### SFIDA
Trascrivi il testo sull'idea di società da "Un’altra idea di" fino a "voglia considerarsi politica.", sostituendo "nausea" con "stanchezza".

Un’altra idea di società

crazy cowNell’attuale deserto del panorama politico, con un livello del dibattito degenerato e incancrenito da anni di talk-show e di egemonia televisiva, con pubblicità che arrivano a santificare “la libertà di non scegliere”, è inevitabile avvertire la nausea. Se poi si pensa alla degenerazione di Roma (città che persino chi dice di odiarla fatalmente in segreto ama), se pensiamo alle nefande vicende di “mafia capitale”, allora davvero è difficile trovare un argomento a sostegno di qualsiasi idea che voglia considerarsi politica.

Tuttavia, una notizia di questi giorni accende una fiammella interessante sul laboratorio che si è messo in moto nella città capitolina, un segnale estremamente interessante per una serie di ragioni che tenteremo di esporre come contributo al dibattito.

La prima ragione è sistemica: e occorre fare riferimento al fatto che la classe media è in completo disfacimento, massacrata da una crisi economica che è un bluff ed è soltanto il modo per dissimulare la redistribuzione del reddito che sta sempre più concentrando la ricchezza nelle mani di pochissimi, generando condizioni per il furto legale, l’espropriazione della ricchezza dal ceto medio a una invisibile upper class che muove i livelli intermedi attraverso superstipendi a una classe dirigente asservita alla corruzione che li ha portati al posto di comando e alla quale, per questo, deve obbedire senza se e senza ma.

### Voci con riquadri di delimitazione
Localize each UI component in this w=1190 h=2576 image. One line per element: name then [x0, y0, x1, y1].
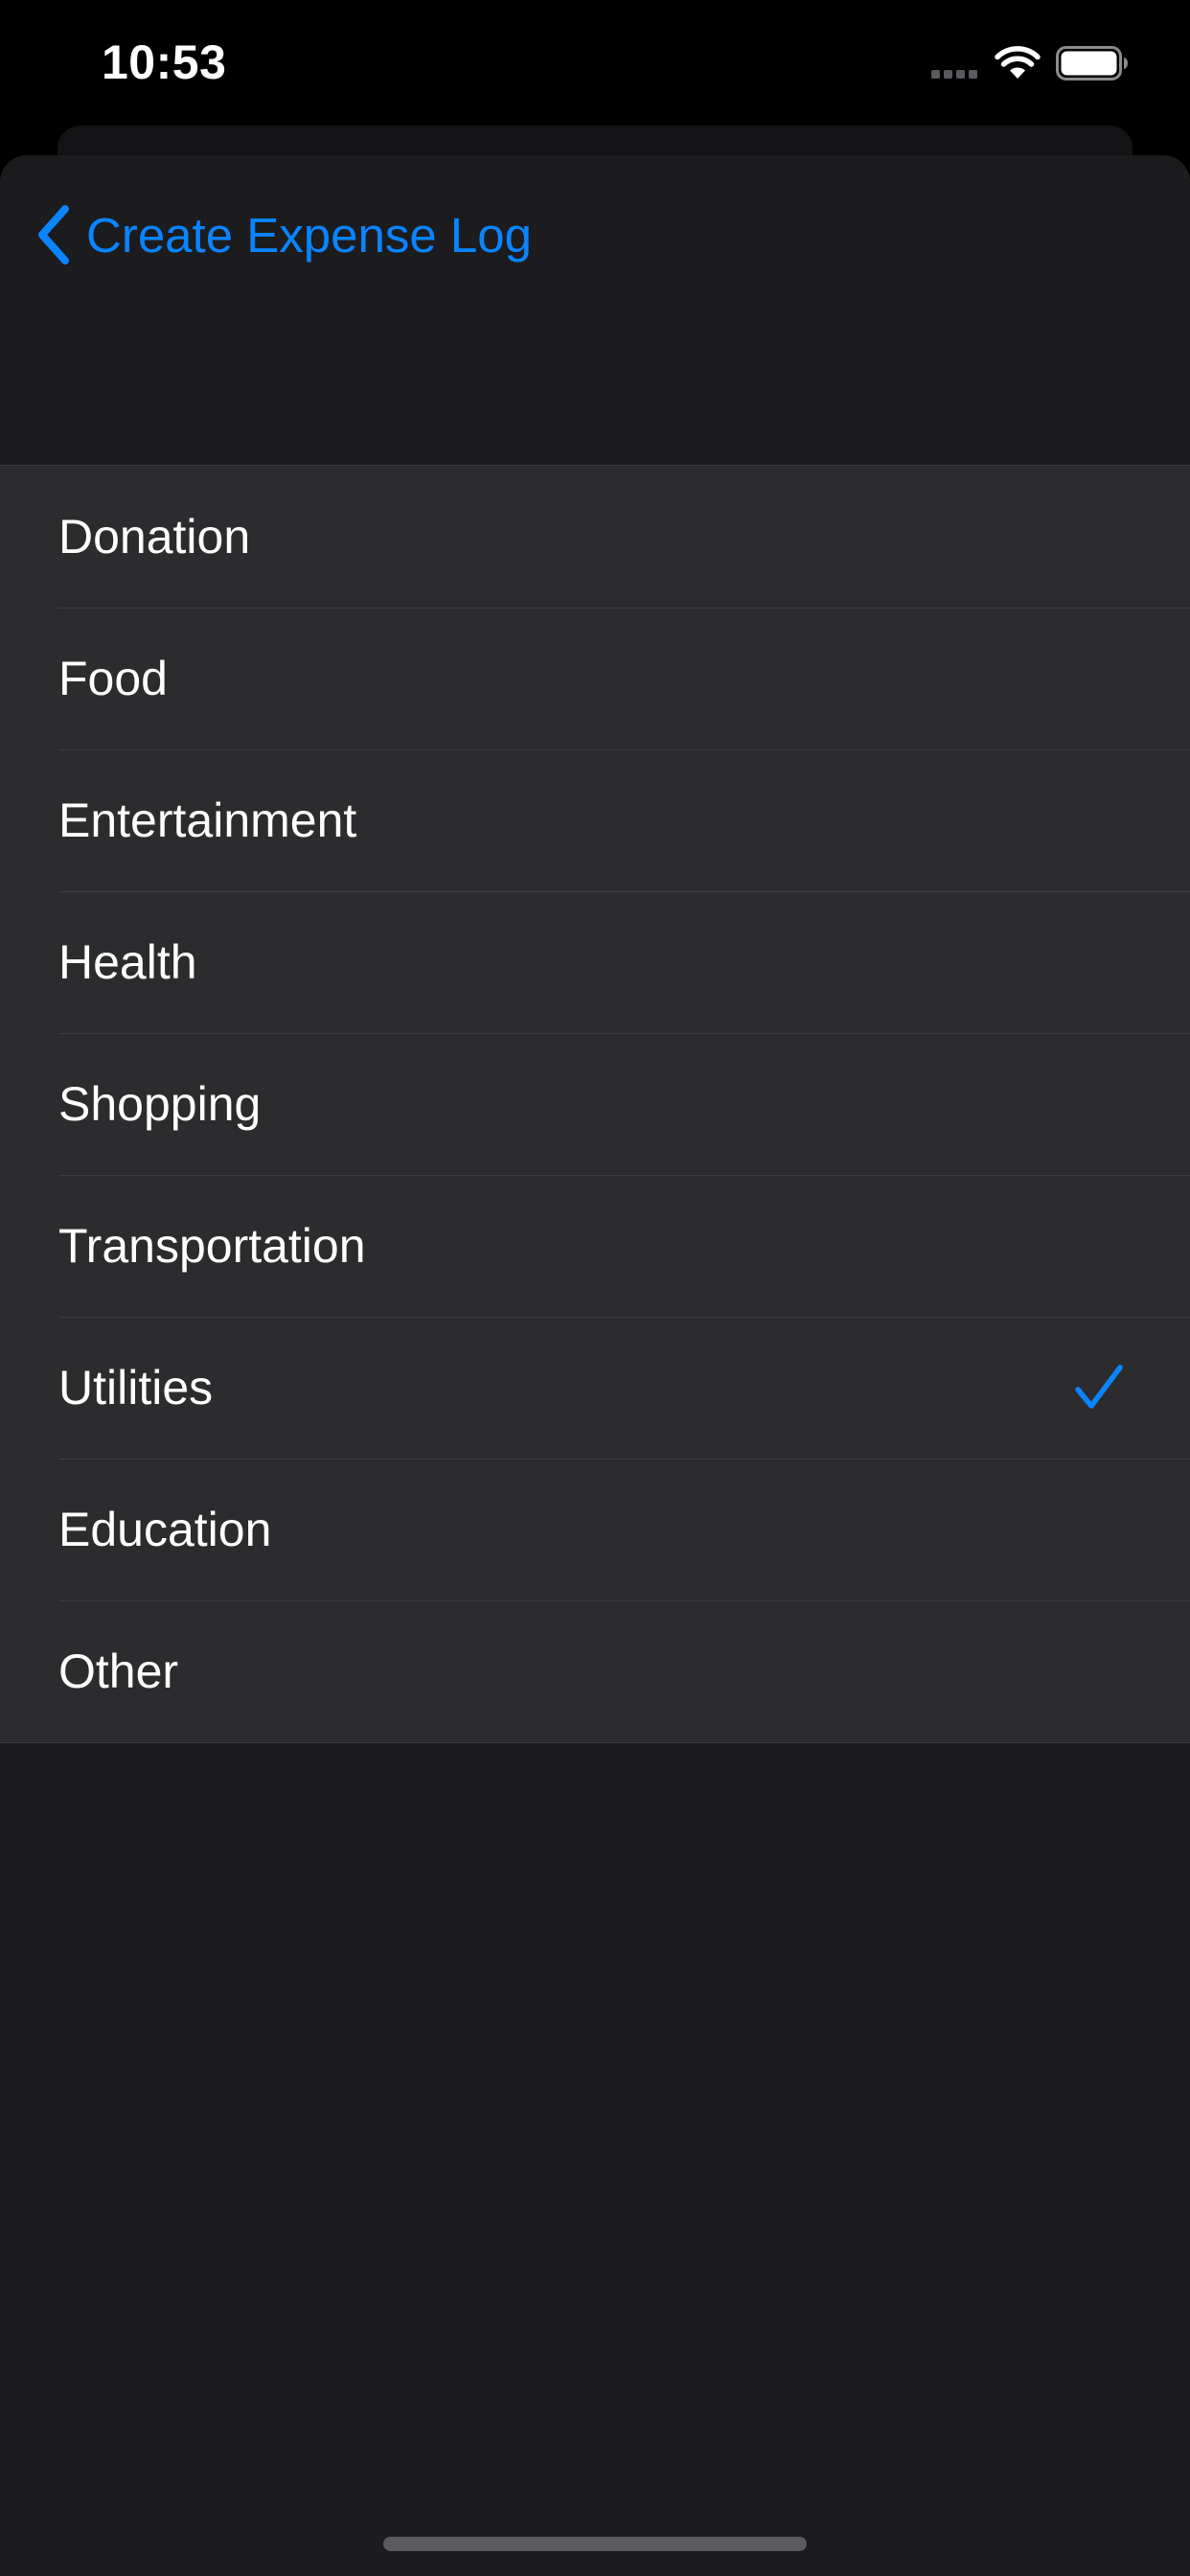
- category-item-other[interactable]: Other: [0, 1600, 1190, 1742]
- back-label: Create Expense Log: [86, 207, 532, 263]
- category-item-entertainment[interactable]: Entertainment: [0, 749, 1190, 891]
- status-icons: [931, 44, 1129, 82]
- category-label: Donation: [58, 510, 251, 564]
- category-item-utilities[interactable]: Utilities: [0, 1317, 1190, 1459]
- category-list: Donation Food Entertainment Health Shopp…: [0, 465, 1190, 1743]
- category-item-transportation[interactable]: Transportation: [0, 1175, 1190, 1317]
- status-time: 10:53: [102, 35, 227, 89]
- wifi-icon: [995, 46, 1041, 79]
- category-sheet: Create Expense Log Donation Food Enterta…: [0, 155, 1190, 2576]
- home-indicator[interactable]: [383, 2537, 807, 2551]
- category-label: Utilities: [58, 1361, 214, 1414]
- category-label: Food: [58, 652, 168, 705]
- category-item-donation[interactable]: Donation: [0, 466, 1190, 608]
- category-item-education[interactable]: Education: [0, 1459, 1190, 1600]
- category-label: Transportation: [58, 1219, 366, 1273]
- category-label: Other: [58, 1644, 179, 1698]
- back-button[interactable]: Create Expense Log: [34, 201, 532, 268]
- signal-icon: [931, 44, 977, 82]
- category-item-shopping[interactable]: Shopping: [0, 1033, 1190, 1175]
- category-label: Entertainment: [58, 794, 357, 847]
- checkmark-icon: [1075, 1365, 1123, 1409]
- status-bar: 10:53: [0, 0, 1190, 125]
- category-item-food[interactable]: Food: [0, 608, 1190, 749]
- category-item-health[interactable]: Health: [0, 891, 1190, 1033]
- battery-icon: [1056, 46, 1128, 80]
- category-label: Health: [58, 935, 197, 989]
- category-label: Shopping: [58, 1077, 262, 1131]
- category-label: Education: [58, 1503, 272, 1556]
- nav-bar: Create Expense Log: [0, 155, 1190, 309]
- chevron-left-icon: [38, 205, 69, 264]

### RISPOSTA
Un’altra idea di società

crazy cowNell’attuale deserto del panorama politico, con un livello del dibattito degenerato e incancrenito da anni di talk-show e di egemonia televisiva, con pubblicità che arrivano a santificare “la libertà di non scegliere”, è inevitabile avvertire la stanchezza. Se poi si pensa alla degenerazione di Roma (città che persino chi dice di odiarla fatalmente in segreto ama), se pensiamo alle nefande vicende di “mafia capitale”, allora davvero è difficile trovare un argomento a sostegno di qualsiasi idea che voglia considerarsi politica.